▶ Record list
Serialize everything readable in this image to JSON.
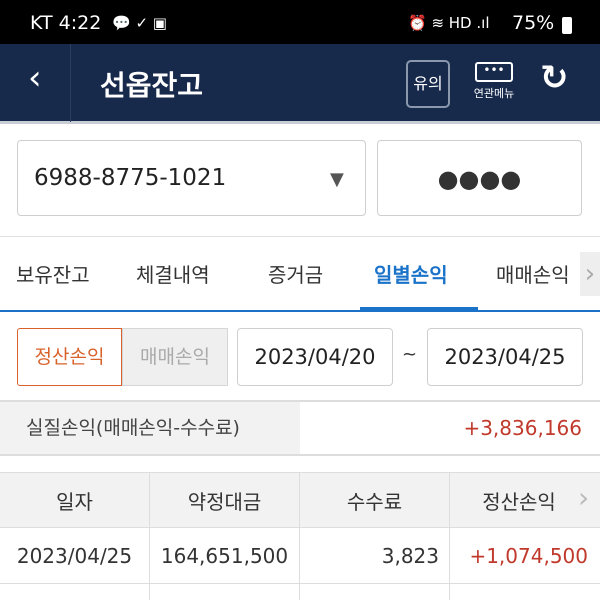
{
  "status_bar": {
    "carrier_time": "KT 4:22",
    "battery": "75%"
  },
  "header": {
    "title": "선옵잔고",
    "notice_label": "유의",
    "related_menu_label": "연관메뉴"
  },
  "account": {
    "number": "6988-8775-1021",
    "password_mask": "●●●●"
  },
  "tabs": [
    {
      "label": "보유잔고"
    },
    {
      "label": "체결내역"
    },
    {
      "label": "증거금"
    },
    {
      "label": "일별손익",
      "active": true
    },
    {
      "label": "매매손익"
    }
  ],
  "filter": {
    "toggle": [
      {
        "label": "정산손익",
        "active": true
      },
      {
        "label": "매매손익"
      }
    ],
    "start_date": "2023/04/20",
    "separator": "~",
    "end_date": "2023/04/25"
  },
  "summary": {
    "label": "실질손익(매매손익-수수료)",
    "value": "+3,836,166"
  },
  "table": {
    "headers": [
      "일자",
      "약정대금",
      "수수료",
      "정산손익"
    ],
    "rows": [
      [
        "2023/04/25",
        "164,651,500",
        "3,823",
        "+1,074,500"
      ]
    ]
  },
  "colors": {
    "header_bg": "#182a4c",
    "accent": "#1a73c8",
    "profit": "#c0392b",
    "active_toggle": "#d9622b"
  }
}
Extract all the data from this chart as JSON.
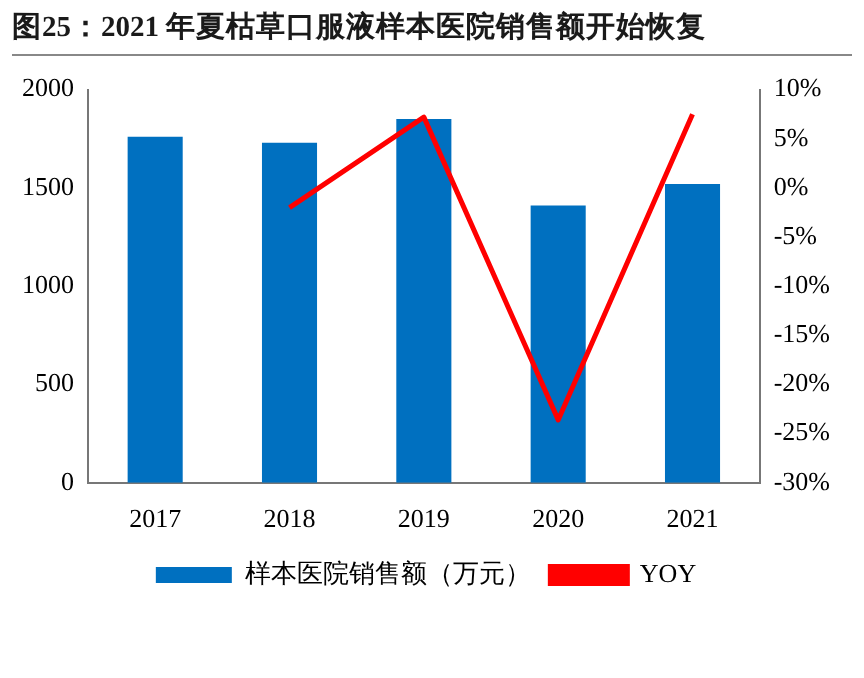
{
  "chart_data": {
    "type": "bar",
    "title": "图25：2021 年夏枯草口服液样本医院销售额开始恢复",
    "categories": [
      "2017",
      "2018",
      "2019",
      "2020",
      "2021"
    ],
    "series": [
      {
        "name": "样本医院销售额（万元）",
        "color": "#0070c0",
        "values": [
          1760,
          1730,
          1850,
          1410,
          1520
        ]
      },
      {
        "name": "YOY",
        "type": "line",
        "axis": "y2",
        "color": "#ff0000",
        "values": [
          null,
          -2.0,
          7.2,
          -23.6,
          7.5
        ]
      }
    ],
    "ylim": [
      0,
      2000
    ],
    "yticks": [
      0,
      500,
      1000,
      1500,
      2000
    ],
    "y2lim": [
      -30,
      10
    ],
    "y2ticks": [
      {
        "value": -30,
        "label": "-30%"
      },
      {
        "value": -25,
        "label": "-25%"
      },
      {
        "value": -20,
        "label": "-20%"
      },
      {
        "value": -15,
        "label": "-15%"
      },
      {
        "value": -10,
        "label": "-10%"
      },
      {
        "value": -5,
        "label": "-5%"
      },
      {
        "value": 0,
        "label": "0%"
      },
      {
        "value": 5,
        "label": "5%"
      },
      {
        "value": 10,
        "label": "10%"
      }
    ],
    "grid": false,
    "legend": "bottom",
    "marker": "none"
  }
}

▶ Exercise instructions
From the entries above, output every line exactly and omit any image.

▶ Response to this exercise
Serialize everything readable in this image to JSON.
{
  "status_bar": {
    "carrier_time": "KT 4:22",
    "battery": "75%"
  },
  "header": {
    "title": "선옵잔고",
    "notice_label": "유의",
    "related_menu_label": "연관메뉴"
  },
  "account": {
    "number": "6988-8775-1021",
    "password_mask": "●●●●"
  },
  "tabs": [
    {
      "label": "보유잔고"
    },
    {
      "label": "체결내역"
    },
    {
      "label": "증거금"
    },
    {
      "label": "일별손익",
      "active": true
    },
    {
      "label": "매매손익"
    }
  ],
  "filter": {
    "toggle": [
      {
        "label": "정산손익",
        "active": true
      },
      {
        "label": "매매손익"
      }
    ],
    "start_date": "2023/04/20",
    "separator": "~",
    "end_date": "2023/04/25"
  },
  "summary": {
    "label": "실질손익(매매손익-수수료)",
    "value": "+3,836,166"
  },
  "table": {
    "headers": [
      "일자",
      "약정대금",
      "수수료",
      "정산손익"
    ],
    "rows": [
      [
        "2023/04/25",
        "164,651,500",
        "3,823",
        "+1,074,500"
      ]
    ]
  },
  "colors": {
    "header_bg": "#182a4c",
    "accent": "#1a73c8",
    "profit": "#c0392b",
    "active_toggle": "#d9622b"
  }
}
Extract all the data from this chart as JSON.
{
  "chart_data": {
    "type": "bar",
    "title": "图25：2021 年夏枯草口服液样本医院销售额开始恢复",
    "categories": [
      "2017",
      "2018",
      "2019",
      "2020",
      "2021"
    ],
    "series": [
      {
        "name": "样本医院销售额（万元）",
        "color": "#0070c0",
        "values": [
          1760,
          1730,
          1850,
          1410,
          1520
        ]
      },
      {
        "name": "YOY",
        "type": "line",
        "axis": "y2",
        "color": "#ff0000",
        "values": [
          null,
          -2.0,
          7.2,
          -23.6,
          7.5
        ]
      }
    ],
    "ylim": [
      0,
      2000
    ],
    "yticks": [
      0,
      500,
      1000,
      1500,
      2000
    ],
    "y2lim": [
      -30,
      10
    ],
    "y2ticks": [
      {
        "value": -30,
        "label": "-30%"
      },
      {
        "value": -25,
        "label": "-25%"
      },
      {
        "value": -20,
        "label": "-20%"
      },
      {
        "value": -15,
        "label": "-15%"
      },
      {
        "value": -10,
        "label": "-10%"
      },
      {
        "value": -5,
        "label": "-5%"
      },
      {
        "value": 0,
        "label": "0%"
      },
      {
        "value": 5,
        "label": "5%"
      },
      {
        "value": 10,
        "label": "10%"
      }
    ],
    "grid": false,
    "legend": "bottom",
    "marker": "none"
  }
}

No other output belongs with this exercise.